0:000:00

0:00

Prawa autorskie: Slawomir Kaminski / Agencja GazetaSlawomir Kaminski / ...

Nasze wyliczenia przedstawiamy na podstawie głosowania nr 1 na dzisiejszym posiedzeniu Sejmu (11 sierpnia), które dotyczyło wprowadzenia pod obrady nowelizacji ustawy o radiofonii i telewizji. Potocznie nazywana jest ona "lex TVN", bo wymierzona jest w amerykańskiego właściciela tej stacji.

W głosowaniu uczestniczyło 440 z 460 posłów, za było 223, przeciw 208, wstrzymało się 9 (wszyscy z Konfederacji).

Jak wynika z prostego dodawania, nawet jeśli konfederaci zagłosowaliby przeciw, ustawa i tak weszłaby pod obrady stosunkiem głosów 223 do 217. Czy tak samo będzie podczas ostatecznego głosowania? Niekoniecznie.

Kluczowych jest 20 posłów i posłanek, którzy rano nie głosowali, ale podczas popołudniowego (lub wieczornego) głosowania nad ustawą mogą być już obecni na sali obrad. Pytanie ilu ich będzie i skąd.

Przeczytaj także:

Lex TVN. Co się stanie, jeśli na sali będzie 460 posłów?

Sam PiS po wyrzuceniu z rządu Jarosława Gowina i jego partii Porozumienie ma w tej chwili w Sejmie maksymalnie 227 posłów, bo wierni (w każdym razie do tej pory) zdymisjonowanemu wicepremierowi zostali na pewno: Magdalena Sroka, Michał Wypij, Andrzej Gut-Mostowy, Iwona Michałek, Stanisław Bukowiec i przejęta od Lewicy Monika Pawłowska, która jednak nie należała do klubu PiS.

Wyodrębnione wpisy danych
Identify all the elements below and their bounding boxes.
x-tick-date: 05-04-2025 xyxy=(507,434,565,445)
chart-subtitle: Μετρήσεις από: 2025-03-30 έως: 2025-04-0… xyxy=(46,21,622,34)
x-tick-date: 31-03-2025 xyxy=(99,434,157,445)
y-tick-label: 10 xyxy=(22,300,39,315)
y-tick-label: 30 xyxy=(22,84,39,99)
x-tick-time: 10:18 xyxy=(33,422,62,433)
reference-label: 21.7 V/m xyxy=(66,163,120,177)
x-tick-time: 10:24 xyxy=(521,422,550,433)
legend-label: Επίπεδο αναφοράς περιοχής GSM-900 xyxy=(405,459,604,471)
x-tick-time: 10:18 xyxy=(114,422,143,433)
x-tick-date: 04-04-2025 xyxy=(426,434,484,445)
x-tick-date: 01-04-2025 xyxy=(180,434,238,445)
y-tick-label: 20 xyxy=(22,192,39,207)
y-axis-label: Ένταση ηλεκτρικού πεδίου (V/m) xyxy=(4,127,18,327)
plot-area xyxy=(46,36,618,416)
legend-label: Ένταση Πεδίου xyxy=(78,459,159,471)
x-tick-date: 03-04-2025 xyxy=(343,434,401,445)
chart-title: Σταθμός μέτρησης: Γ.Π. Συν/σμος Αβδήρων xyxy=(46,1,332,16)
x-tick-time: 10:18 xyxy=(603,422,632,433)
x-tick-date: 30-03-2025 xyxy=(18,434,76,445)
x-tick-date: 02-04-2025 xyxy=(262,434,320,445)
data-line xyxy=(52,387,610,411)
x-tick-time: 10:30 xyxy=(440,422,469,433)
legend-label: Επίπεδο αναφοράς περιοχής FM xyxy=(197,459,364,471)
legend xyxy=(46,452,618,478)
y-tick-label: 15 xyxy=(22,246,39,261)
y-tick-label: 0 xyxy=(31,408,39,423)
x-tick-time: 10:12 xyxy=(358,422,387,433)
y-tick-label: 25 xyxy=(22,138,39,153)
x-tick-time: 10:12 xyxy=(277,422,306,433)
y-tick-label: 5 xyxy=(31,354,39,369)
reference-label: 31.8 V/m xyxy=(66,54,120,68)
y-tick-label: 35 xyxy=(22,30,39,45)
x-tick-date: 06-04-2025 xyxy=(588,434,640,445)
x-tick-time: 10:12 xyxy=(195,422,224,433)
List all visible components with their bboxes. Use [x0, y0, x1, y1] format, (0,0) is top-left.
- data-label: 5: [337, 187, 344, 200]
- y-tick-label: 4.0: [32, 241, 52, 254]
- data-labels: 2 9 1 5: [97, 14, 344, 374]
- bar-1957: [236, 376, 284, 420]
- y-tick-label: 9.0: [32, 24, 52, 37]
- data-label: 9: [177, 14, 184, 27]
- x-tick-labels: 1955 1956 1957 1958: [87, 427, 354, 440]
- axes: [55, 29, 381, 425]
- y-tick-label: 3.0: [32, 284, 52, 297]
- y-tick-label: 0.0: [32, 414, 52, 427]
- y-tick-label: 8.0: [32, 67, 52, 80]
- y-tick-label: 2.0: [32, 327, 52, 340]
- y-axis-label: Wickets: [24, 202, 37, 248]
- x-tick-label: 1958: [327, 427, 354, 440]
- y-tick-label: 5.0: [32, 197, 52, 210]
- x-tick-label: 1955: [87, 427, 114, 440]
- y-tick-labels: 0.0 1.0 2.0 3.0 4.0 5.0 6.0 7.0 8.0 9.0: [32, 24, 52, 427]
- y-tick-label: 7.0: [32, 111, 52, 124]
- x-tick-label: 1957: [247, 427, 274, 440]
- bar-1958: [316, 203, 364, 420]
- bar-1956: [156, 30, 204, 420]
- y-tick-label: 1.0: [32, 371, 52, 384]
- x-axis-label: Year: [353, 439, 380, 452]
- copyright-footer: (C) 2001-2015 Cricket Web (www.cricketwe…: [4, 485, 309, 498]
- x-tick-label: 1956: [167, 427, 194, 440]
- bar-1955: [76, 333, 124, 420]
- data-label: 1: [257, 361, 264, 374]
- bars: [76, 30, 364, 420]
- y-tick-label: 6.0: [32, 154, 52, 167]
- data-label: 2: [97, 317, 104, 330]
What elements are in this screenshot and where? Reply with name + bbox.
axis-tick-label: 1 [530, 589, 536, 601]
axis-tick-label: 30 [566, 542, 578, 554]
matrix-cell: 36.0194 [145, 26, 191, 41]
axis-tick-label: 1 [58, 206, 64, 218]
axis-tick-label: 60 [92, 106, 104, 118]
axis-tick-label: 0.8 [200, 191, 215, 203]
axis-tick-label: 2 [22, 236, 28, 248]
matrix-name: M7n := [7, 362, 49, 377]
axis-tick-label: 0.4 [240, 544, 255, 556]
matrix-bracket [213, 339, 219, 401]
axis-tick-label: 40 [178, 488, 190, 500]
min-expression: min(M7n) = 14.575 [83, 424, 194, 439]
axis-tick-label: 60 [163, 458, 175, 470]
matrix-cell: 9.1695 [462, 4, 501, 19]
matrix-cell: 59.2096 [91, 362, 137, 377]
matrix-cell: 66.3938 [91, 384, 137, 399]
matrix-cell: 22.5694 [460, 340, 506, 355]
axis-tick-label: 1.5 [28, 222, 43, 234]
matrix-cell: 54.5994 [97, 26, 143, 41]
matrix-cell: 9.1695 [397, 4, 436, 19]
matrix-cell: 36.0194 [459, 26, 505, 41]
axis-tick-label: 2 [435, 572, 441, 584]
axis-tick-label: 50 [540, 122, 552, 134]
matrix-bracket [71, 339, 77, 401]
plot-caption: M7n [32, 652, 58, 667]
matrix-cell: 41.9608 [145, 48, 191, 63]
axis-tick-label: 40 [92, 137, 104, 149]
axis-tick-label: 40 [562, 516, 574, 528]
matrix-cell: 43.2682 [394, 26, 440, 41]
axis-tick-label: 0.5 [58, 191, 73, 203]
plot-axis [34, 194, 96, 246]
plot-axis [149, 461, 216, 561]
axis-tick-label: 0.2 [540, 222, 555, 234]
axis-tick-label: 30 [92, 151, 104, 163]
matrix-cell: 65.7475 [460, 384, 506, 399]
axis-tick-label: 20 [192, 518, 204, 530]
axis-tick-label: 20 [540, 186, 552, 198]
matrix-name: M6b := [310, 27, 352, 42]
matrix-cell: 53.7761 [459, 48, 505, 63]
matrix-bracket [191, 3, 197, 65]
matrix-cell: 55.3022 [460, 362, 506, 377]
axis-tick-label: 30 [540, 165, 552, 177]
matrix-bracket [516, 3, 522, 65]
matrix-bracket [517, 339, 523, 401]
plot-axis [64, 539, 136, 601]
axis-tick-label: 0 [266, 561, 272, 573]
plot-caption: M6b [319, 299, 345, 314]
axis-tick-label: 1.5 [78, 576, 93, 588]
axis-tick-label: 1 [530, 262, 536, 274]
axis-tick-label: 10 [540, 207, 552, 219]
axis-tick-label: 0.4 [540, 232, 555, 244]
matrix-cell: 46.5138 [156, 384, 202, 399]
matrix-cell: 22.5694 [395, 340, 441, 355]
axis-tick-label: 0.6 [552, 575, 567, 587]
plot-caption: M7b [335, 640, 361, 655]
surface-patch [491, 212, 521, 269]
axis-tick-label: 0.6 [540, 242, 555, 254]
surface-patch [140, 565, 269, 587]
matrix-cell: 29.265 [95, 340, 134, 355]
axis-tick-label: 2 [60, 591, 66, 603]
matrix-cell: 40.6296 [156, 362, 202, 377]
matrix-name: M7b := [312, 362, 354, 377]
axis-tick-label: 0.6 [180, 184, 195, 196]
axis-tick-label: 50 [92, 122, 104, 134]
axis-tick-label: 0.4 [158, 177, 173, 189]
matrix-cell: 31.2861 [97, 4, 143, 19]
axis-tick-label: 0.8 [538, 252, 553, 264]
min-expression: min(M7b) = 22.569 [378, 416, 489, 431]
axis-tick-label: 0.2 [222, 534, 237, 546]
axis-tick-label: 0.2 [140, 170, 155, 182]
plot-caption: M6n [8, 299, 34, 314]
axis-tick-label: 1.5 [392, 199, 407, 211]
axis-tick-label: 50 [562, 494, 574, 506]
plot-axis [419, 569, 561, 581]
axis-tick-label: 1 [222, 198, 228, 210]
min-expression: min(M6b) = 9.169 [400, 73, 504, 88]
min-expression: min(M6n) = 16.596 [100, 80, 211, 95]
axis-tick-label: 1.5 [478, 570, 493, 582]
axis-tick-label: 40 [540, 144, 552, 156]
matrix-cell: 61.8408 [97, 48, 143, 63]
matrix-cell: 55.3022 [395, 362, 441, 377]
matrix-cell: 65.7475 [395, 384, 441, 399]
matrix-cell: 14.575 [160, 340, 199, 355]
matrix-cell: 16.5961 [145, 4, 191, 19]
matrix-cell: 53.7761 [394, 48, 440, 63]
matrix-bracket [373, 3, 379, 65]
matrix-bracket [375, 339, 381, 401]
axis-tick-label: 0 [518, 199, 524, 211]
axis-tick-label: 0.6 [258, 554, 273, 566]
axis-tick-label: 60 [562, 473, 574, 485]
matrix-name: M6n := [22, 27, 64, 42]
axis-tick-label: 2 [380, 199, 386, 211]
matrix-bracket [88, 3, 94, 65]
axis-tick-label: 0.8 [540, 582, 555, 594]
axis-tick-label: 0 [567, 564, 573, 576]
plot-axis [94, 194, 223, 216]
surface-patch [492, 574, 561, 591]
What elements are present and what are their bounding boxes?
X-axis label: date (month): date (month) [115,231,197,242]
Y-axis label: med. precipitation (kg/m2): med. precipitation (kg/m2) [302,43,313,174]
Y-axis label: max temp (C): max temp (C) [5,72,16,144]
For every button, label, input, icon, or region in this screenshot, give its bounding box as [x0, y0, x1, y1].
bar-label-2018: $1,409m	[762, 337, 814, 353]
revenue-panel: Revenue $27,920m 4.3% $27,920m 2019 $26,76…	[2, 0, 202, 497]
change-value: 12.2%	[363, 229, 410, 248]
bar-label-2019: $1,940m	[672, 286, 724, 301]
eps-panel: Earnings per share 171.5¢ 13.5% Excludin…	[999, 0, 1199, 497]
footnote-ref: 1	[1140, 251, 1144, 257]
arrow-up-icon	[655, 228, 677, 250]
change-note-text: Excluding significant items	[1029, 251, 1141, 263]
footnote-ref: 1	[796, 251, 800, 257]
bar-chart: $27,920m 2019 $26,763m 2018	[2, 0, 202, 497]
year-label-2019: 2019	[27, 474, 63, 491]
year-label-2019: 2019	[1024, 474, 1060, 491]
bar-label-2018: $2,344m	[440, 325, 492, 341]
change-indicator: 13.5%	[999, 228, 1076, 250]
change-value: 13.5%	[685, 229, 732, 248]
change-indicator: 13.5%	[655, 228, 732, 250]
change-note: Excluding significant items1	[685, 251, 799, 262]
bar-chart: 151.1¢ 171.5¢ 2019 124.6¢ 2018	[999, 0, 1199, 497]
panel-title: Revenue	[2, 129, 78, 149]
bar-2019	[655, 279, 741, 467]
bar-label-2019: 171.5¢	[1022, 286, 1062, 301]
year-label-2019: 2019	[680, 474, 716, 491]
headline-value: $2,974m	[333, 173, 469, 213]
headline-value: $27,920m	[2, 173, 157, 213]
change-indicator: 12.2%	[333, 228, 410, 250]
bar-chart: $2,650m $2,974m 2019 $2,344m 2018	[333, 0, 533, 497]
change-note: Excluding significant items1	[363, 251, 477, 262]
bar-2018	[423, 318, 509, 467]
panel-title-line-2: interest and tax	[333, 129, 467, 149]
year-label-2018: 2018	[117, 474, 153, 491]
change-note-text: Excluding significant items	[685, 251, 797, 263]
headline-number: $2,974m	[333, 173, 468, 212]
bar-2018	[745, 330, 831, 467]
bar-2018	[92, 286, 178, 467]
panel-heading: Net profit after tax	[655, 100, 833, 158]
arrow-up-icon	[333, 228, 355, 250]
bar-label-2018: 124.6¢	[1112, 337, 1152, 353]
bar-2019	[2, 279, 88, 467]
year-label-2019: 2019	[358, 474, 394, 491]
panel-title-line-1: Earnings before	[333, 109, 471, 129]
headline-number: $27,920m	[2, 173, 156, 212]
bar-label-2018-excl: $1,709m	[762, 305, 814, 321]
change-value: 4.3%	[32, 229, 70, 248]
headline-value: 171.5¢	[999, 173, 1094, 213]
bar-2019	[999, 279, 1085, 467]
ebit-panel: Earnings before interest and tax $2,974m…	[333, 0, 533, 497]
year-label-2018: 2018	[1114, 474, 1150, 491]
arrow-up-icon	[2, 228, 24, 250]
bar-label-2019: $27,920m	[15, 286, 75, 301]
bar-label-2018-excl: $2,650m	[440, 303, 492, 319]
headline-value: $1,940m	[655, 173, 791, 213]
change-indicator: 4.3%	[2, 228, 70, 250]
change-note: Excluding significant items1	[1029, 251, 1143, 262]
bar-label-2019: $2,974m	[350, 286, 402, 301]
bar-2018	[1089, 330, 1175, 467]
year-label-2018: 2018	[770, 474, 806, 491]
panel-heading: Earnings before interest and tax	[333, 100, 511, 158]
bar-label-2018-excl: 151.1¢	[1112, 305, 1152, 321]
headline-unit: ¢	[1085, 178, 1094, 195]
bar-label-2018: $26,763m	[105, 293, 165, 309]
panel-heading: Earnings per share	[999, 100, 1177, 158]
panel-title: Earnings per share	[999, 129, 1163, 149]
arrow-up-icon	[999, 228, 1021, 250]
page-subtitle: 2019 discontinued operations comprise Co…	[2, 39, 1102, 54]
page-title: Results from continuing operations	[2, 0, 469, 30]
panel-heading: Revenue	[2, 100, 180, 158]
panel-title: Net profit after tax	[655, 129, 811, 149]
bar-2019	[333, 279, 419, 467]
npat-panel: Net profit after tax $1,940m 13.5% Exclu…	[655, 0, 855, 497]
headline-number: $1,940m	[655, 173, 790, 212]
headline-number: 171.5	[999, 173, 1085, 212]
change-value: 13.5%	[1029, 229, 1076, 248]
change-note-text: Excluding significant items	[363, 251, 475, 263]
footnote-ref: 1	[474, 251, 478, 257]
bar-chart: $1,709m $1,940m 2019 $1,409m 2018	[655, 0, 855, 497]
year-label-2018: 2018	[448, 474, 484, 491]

Postawione zadanie:
Przepisz wiernie fragment tekstu o lex TVN, zaczynając od słów „Kluczowych jest 20” i kończąc na słowach „będzie 460 posłów?”. Pozycje pochodzą z innego źródła niż tekst o lex TVN.

Odpowiedź na zadanie:
Kluczowych jest 20 posłów i posłanek, którzy rano nie głosowali, ale podczas popołudniowego (lub wieczornego) głosowania nad ustawą mogą być już obecni na sali obrad. Pytanie ilu ich będzie i skąd.

Przeczytaj także:

Lex TVN. Co się stanie, jeśli na sali będzie 460 posłów?